Posted 8 июля 2010,, 20:00

Published 8 июля 2010,, 20:00

Modified 8 марта, 06:47

Updated 8 марта, 06:47

Мальчик из Лебяжьего переулка

Мальчик из Лебяжьего переулка

8 июля 2010, 20:00
Александр МЕЖИРОВ 1923, Москва – 2009, Нью-Йорк

Меня несколько раз исключали из Литературного института. В 1956 году – за поддержку первого антибюрократического романа «Не хлебом единым» Владимира Дудинцева на его публичном шельмовании в Центральном Доме литераторов. Там я прочитал новое, еще никому не известное стихотворение Александра Межирова «Артиллерия бьет по своим». А чтобы не навредить автору, сказал, что оно было найдено на поле боя в документах убитого юноши.

Межиров слушал вместе со всеми, а наедине заметил:

– Ну что ж, в этом есть правда… Все мы убиты на этой войне.

Парадокс в том, что без этой войны его бы не было как поэта. Правда, попытка вогнать Межирова в обойму фронтовых поэтов не удалась. Он и в обойме был штучным патроном с необщим выражением лица. Это его и спасло, когда обоймы стали рассыпаться и многие патроны оказались либо холостыми, либо отсыревшими.

Межиров написал: «Война нивелирует лица…» Но сразу переспросил историю: «…А может быть – наоборот?» Он не переставал спрашивать историю, а когда она не отвечала, пытался ответить себе сам…

В отличие от Булата Окуджавы, в чьих стихах даже из ствола винтовки вылетают соловьи, Межиров избегал романсовой соловьиности. Ему свойственна жесткая эпика: «Еще война бандеровской гранатой Врывалась в полуночное окно…» Но следом и у него по-

являлась соловьиная нота: «…А где-то рядом – на постели смятой Спала девчонка нежно и грешно».

Это же надо было в сталинские годы, когда всюду прославлялась «руководящая роль партии», к чему порой присоединялся и Межиров, лихо бросить эдакое: «И потому однажды, вспомнив это, Я буду пить у шумного стола За балерину из кордебалета, Которая по жизни нас вела».

Как счастлив был он, солдатик, выросший в Москве, в Лебяжьем переулке, когда чудом увернулся от смерти и во второй раз получил в подарок жизнь: «Ах, шоферша, пути перепутаны! Где позиции? Где санбат? К ней пристроились на попутную Из разведки десять ребят… <…> А до следующего боя Сутки целые жить и жить. А над кузовом голубое Небо к передовой бежит». Он еще не знает, что ждет его после долгожданной Победы и суетливая борьба за золотые бляшки сталинских лауреатов, которые для некоторых его товарищей-фронтовиков стали важней медали «За отвагу», и задевший его, по счастью, только краешком разгром «космополитов», и проработка на парткоме за «некритическое», хуже того – восторженное, цитирование Библии.

══════

ПИСЬМЕННОЕ ЗАДАНИЕ 1: Какое стихотворение Межирова прозвучало в Центральном Доме литераторов на обсуждении романа Дудинцева, согласно очерку о Межирове?
ПИСЬМЕННОЕ ЗАДАНИЕ 2: Продолжите очерк о Межирове, начав сразу после его последней фразы.

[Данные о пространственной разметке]
══════

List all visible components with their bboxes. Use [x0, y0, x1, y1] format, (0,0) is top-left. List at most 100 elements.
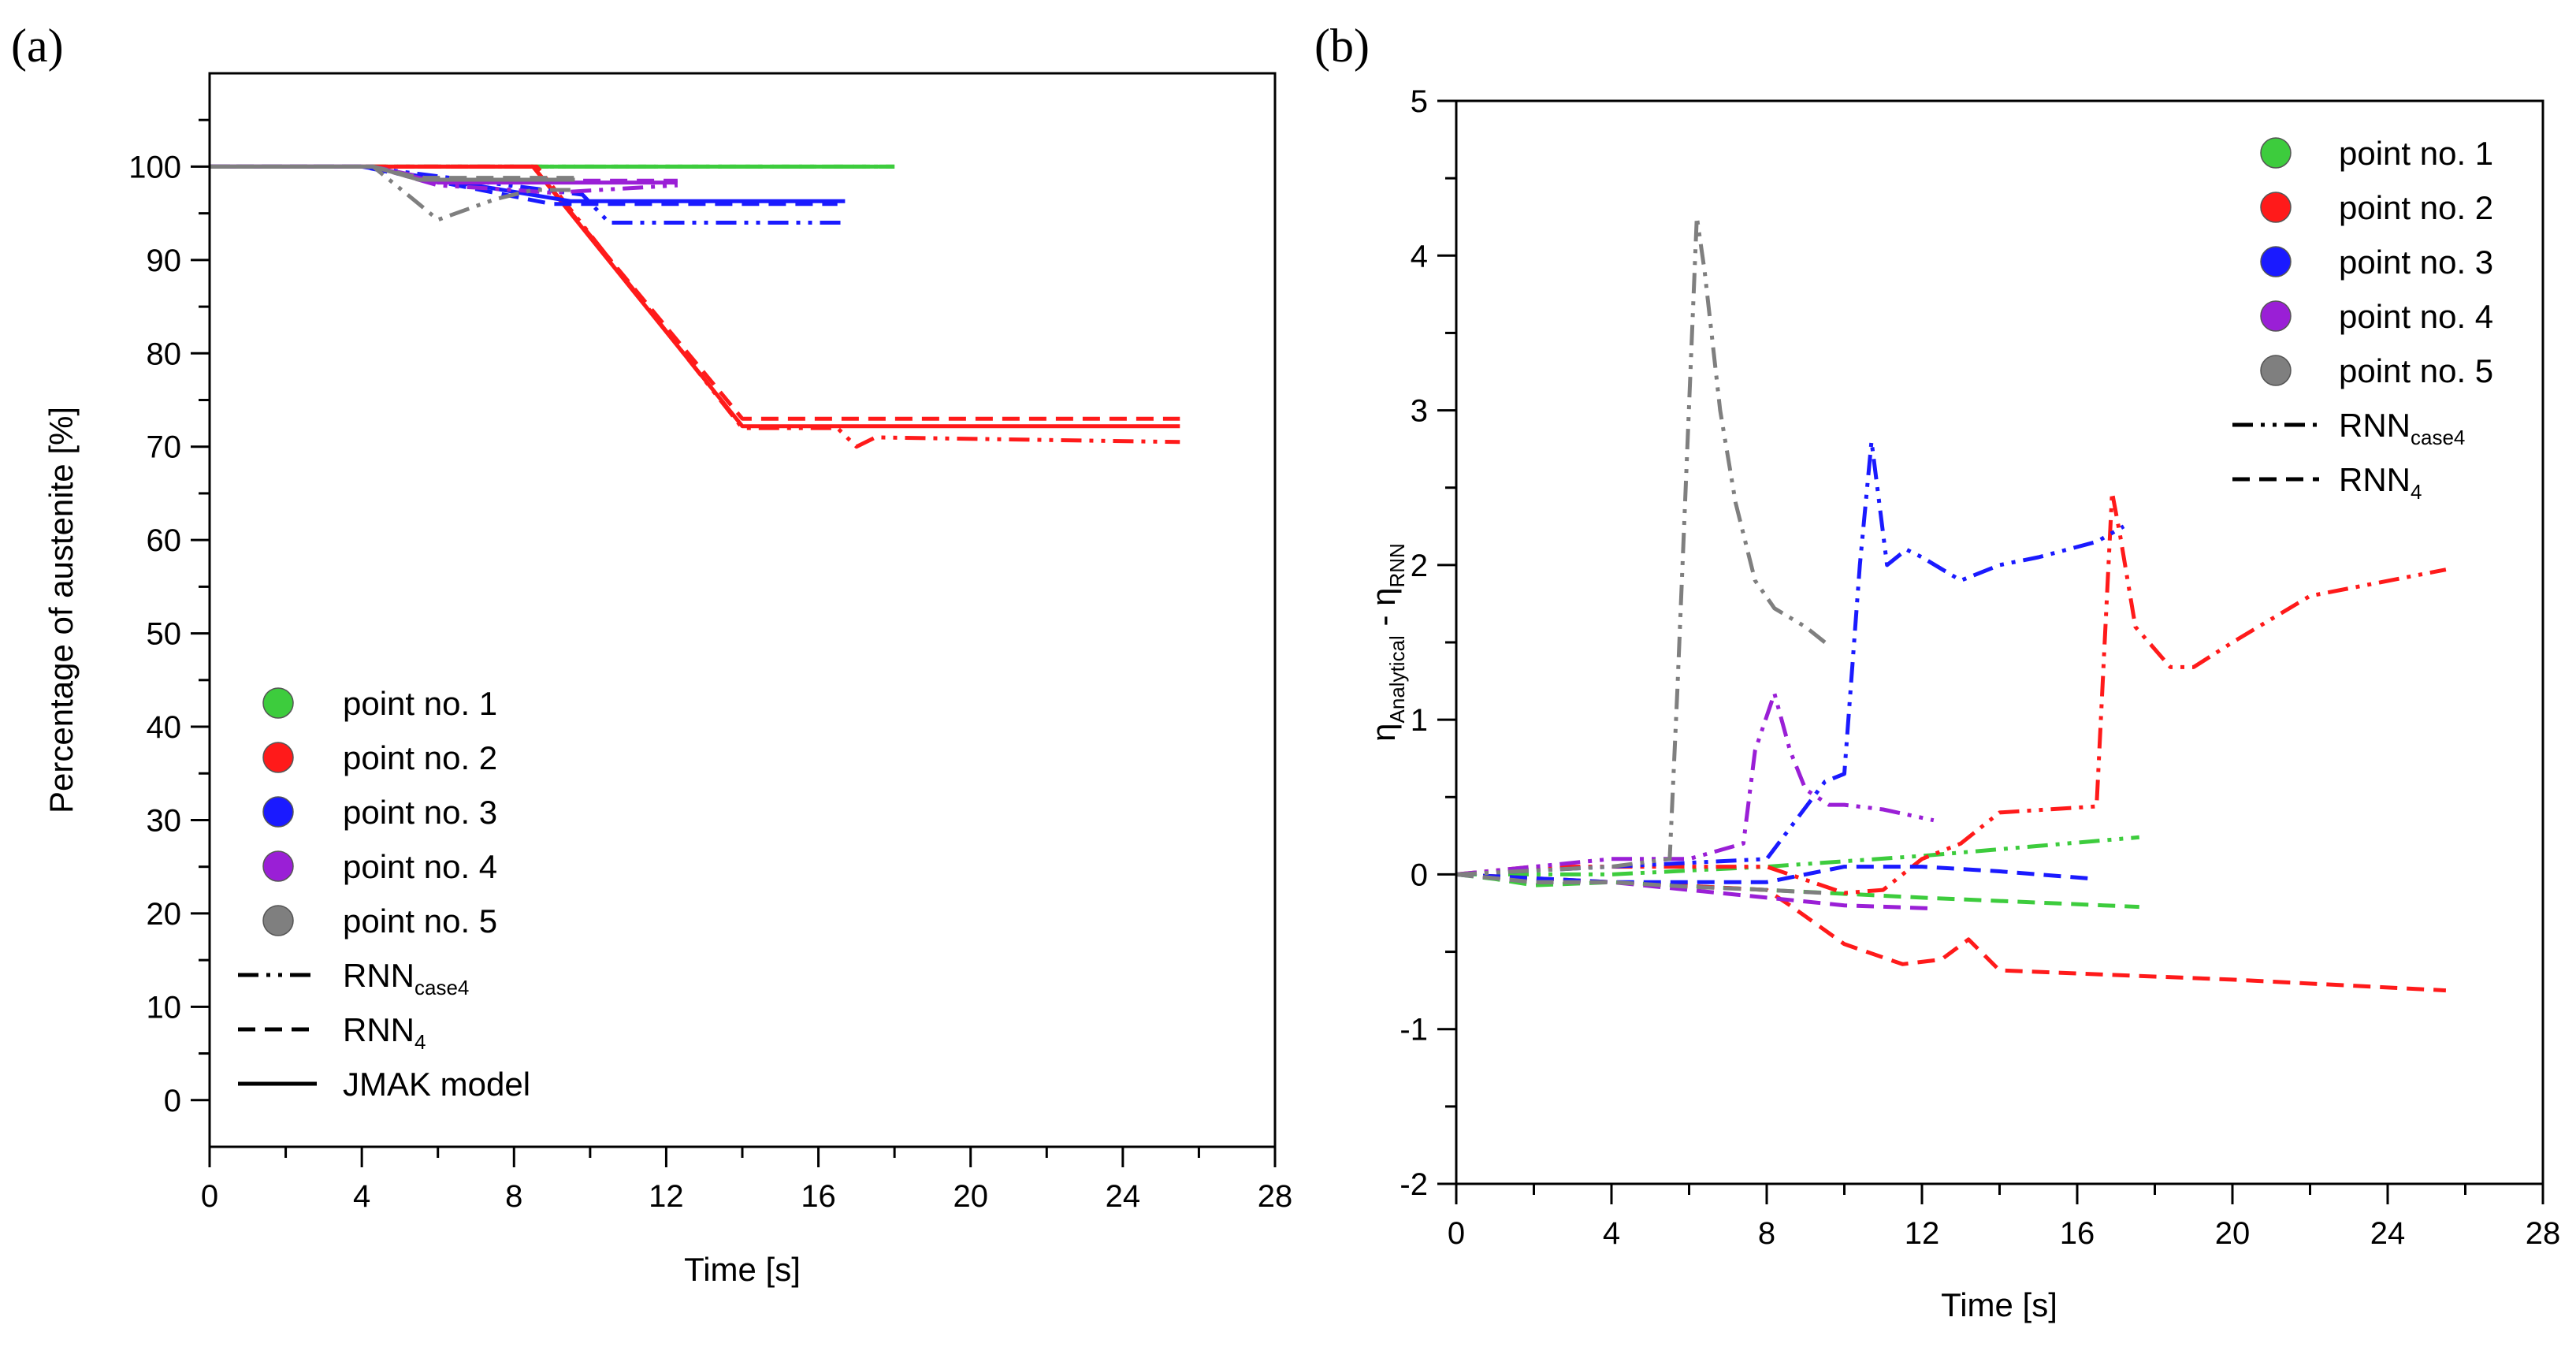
a-legend-label-point-no-1: point no. 1 [343, 685, 497, 722]
a-series-point-no-3-dashdotdot [210, 164, 846, 225]
b-series-point-no-5-dashdotdot [1455, 214, 1827, 876]
b-legend-style-dashdotdot: RNNcase4 [2339, 407, 2465, 449]
chart-b-ylabel-sub1: Analytical [1385, 635, 1409, 723]
b-ytick-label: 3 [1411, 394, 1428, 429]
a-ytick-label: 10 [147, 990, 182, 1025]
a-legend-marker-point-no-2 [262, 742, 294, 773]
a-legend-style-label: RNN [343, 957, 414, 994]
a-ytick-label: 30 [147, 803, 182, 838]
b-legend-label-point-no-3: point no. 3 [2339, 244, 2493, 281]
a-legend-label-point-no-3: point no. 3 [343, 794, 497, 831]
a-series-point-no-2-dashdotdot [210, 164, 1180, 449]
b-ytick-label: -2 [1400, 1167, 1428, 1202]
b-series-point-no-1-dashdotdot [1456, 835, 2140, 876]
b-legend-label-point-no-2: point no. 2 [2339, 189, 2493, 226]
a-xtick-label: 4 [353, 1179, 370, 1214]
a-xtick-label: 24 [1106, 1179, 1141, 1214]
chart-a: 0 4 8 12 16 20 24 28 0 10 20 30 40 50 60 70 80 90 100 Time… [43, 72, 1293, 1288]
a-xtick-label: 0 [201, 1179, 218, 1214]
b-xtick-label: 28 [2526, 1216, 2561, 1251]
b-xtick-label: 4 [1603, 1216, 1620, 1251]
b-ytick-label: 5 [1411, 84, 1428, 119]
b-legend-style-label: RNN [2339, 461, 2411, 498]
b-xtick-label: 16 [2060, 1216, 2095, 1251]
chart-b-ylabel-eta1: η [1365, 723, 1402, 741]
b-legend-style-sub: case4 [2411, 426, 2465, 449]
chart-a-legend: point no. 1 point no. 2 point no. 3 point n… [238, 685, 530, 1103]
a-legend-label-point-no-4: point no. 4 [343, 848, 497, 885]
a-ytick-label: 100 [128, 150, 181, 184]
a-ytick-label: 40 [147, 710, 182, 745]
b-legend-label-point-no-1: point no. 1 [2339, 135, 2493, 172]
b-legend-style-dashed: RNN4 [2339, 461, 2422, 504]
b-legend-marker-point-no-1 [2260, 137, 2292, 169]
a-ytick-label: 0 [164, 1084, 181, 1118]
a-legend-style-sub: case4 [414, 976, 469, 999]
chart-b-ylabel-mid: - η [1365, 588, 1402, 636]
a-legend-label-point-no-2: point no. 2 [343, 739, 497, 776]
chart-b-xlabel: Time [s] [1941, 1286, 2057, 1323]
a-legend-style-dashed: RNN4 [343, 1011, 426, 1054]
chart-b-legend: point no. 1 point no. 2 point no. 3 point n… [2232, 135, 2493, 504]
b-ytick-label: 4 [1411, 239, 1428, 273]
chart-b-series [1455, 214, 2447, 993]
chart-b-ylabel: ηAnalytical - ηRNN [1365, 543, 1409, 742]
b-xtick-label: 12 [1905, 1216, 1940, 1251]
a-legend-marker-point-no-3 [262, 796, 294, 828]
b-xtick-label: 24 [2370, 1216, 2406, 1251]
a-ytick-label: 90 [147, 244, 182, 278]
b-legend-marker-point-no-4 [2260, 300, 2292, 332]
b-series-point-no-3-dashed [1455, 865, 2097, 884]
a-xtick-label: 12 [649, 1179, 684, 1214]
panel-a-label: (a) [11, 20, 64, 72]
chart-a-ylabel: Percentage of austenite [%] [43, 407, 80, 813]
b-legend-marker-point-no-3 [2260, 246, 2292, 277]
b-legend-label-point-no-4: point no. 4 [2339, 298, 2493, 335]
a-series-point-no-5-dashdotdot [210, 164, 575, 222]
a-legend-style-solid: JMAK model [343, 1066, 530, 1103]
b-ytick-label: 2 [1411, 549, 1428, 583]
b-series-point-no-2-dashed [1455, 872, 2447, 993]
b-series-point-no-2-dashdotdot [1455, 490, 2447, 895]
a-legend-style-label: RNN [343, 1011, 414, 1048]
a-ytick-label: 20 [147, 897, 182, 932]
b-series-point-no-3-dashdotdot [1455, 439, 2125, 876]
a-xtick-label: 28 [1258, 1179, 1293, 1214]
b-legend-marker-point-no-5 [2260, 355, 2292, 386]
b-xtick-label: 20 [2215, 1216, 2251, 1251]
chart-a-ticks: 0 4 8 12 16 20 24 28 0 10 20 30 40 50 60 70 80 90 100 [128, 118, 1293, 1214]
b-legend-label-point-no-5: point no. 5 [2339, 352, 2493, 389]
chart-a-xlabel: Time [s] [684, 1251, 801, 1288]
a-legend-label-point-no-5: point no. 5 [343, 902, 497, 940]
a-legend-style-sub: 4 [414, 1030, 426, 1054]
b-series-point-no-4-dashdotdot [1455, 691, 1935, 876]
b-xtick-label: 8 [1758, 1216, 1775, 1251]
a-ytick-label: 70 [147, 430, 182, 465]
b-xtick-label: 0 [1448, 1216, 1465, 1251]
b-legend-style-sub: 4 [2411, 480, 2422, 504]
chart-b-ylabel-sub2: RNN [1385, 543, 1409, 587]
a-legend-marker-point-no-1 [262, 687, 294, 719]
a-legend-style-dashdotdot: RNNcase4 [343, 957, 469, 999]
b-ytick-label: -1 [1400, 1013, 1428, 1047]
panel-b-label: (b) [1314, 20, 1370, 72]
a-legend-style-label: JMAK model [343, 1066, 530, 1103]
b-legend-marker-point-no-2 [2260, 192, 2292, 223]
a-ytick-label: 80 [147, 337, 182, 371]
a-legend-marker-point-no-5 [262, 905, 294, 936]
b-legend-style-label: RNN [2339, 407, 2411, 444]
chart-a-series [210, 164, 1180, 449]
a-ytick-label: 60 [147, 523, 182, 558]
a-xtick-label: 8 [505, 1179, 522, 1214]
a-ytick-label: 50 [147, 617, 182, 652]
b-series-point-no-5-dashed [1455, 872, 1826, 895]
a-xtick-label: 20 [953, 1179, 988, 1214]
a-legend-marker-point-no-4 [262, 850, 294, 882]
a-xtick-label: 16 [801, 1179, 836, 1214]
b-series-point-no-4-dashed [1455, 872, 1934, 911]
b-ytick-label: 0 [1411, 858, 1428, 892]
b-ytick-label: 1 [1411, 703, 1428, 738]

══════

ПИСЬМЕННЫЙ ОТВЕТ 1: Стихотворение «Артиллерия бьет по своим».

ПИСЬМЕННЫЙ ОТВЕТ 2:
Его неизбежно охватит чувство омерзения к собственной ранней романтической риторике, которая была в свое время искренней, но исторически оказалась фальшивой, и одновременно будет терзать тоска по ней. Он будет лихорадочно перекраивать ранние стихи, где была, по его нынешнему мнению, театральщина, и жестоко ошибется, опресняя поправками юношескую естественную приподнятость.

А уже придет время межировской классики. Неизымаемы из памяти, например, такие строки: «Стенали яростно, навзрыд Одной-единой страсти ради На полустанке – инвалид И Шостакович – в Ленинграде». Как и эта строфа, опрокидывающая ходульную романтику «выполнений» и «перевыполнений»: «Всё долбим, долбим, долбим, Сваи забиваем, А бывал ли ты любим И незабываем?..»

Межиров отнюдь не останется в нашей литературе только поэтом-фронтовиком – он вписался и в закрытый поворот истории, на котором занесло на обочину многих его ровесников.

Он первым понял, что выигравшие войну герои на самом деле в чем-то ее проиграли. Некоторых, возможно, напугает своей резкостью межировская строка: «…В сознанье народа – Ефрейтор выиграл войну». Но Межиров столько написал стихов о любви к нашему народу, воспев его в образе своей няни Дуни и солдат, с которыми вместе добывал победу в боях. Это был народ неподдельный. Но не забывайте, что, бия себя в грудь кулаками, право говорить от имени народа сейчас хотят присвоить отечественные неонацисты, шовинисты, расисты, в которых и живет душонка маленького амбициозного ефрейтора. Межиров был первым не только в поэзии, но и во всем обществе, кто предупредил об угрожающе разрастающейся темной силе – о «поддельном народе».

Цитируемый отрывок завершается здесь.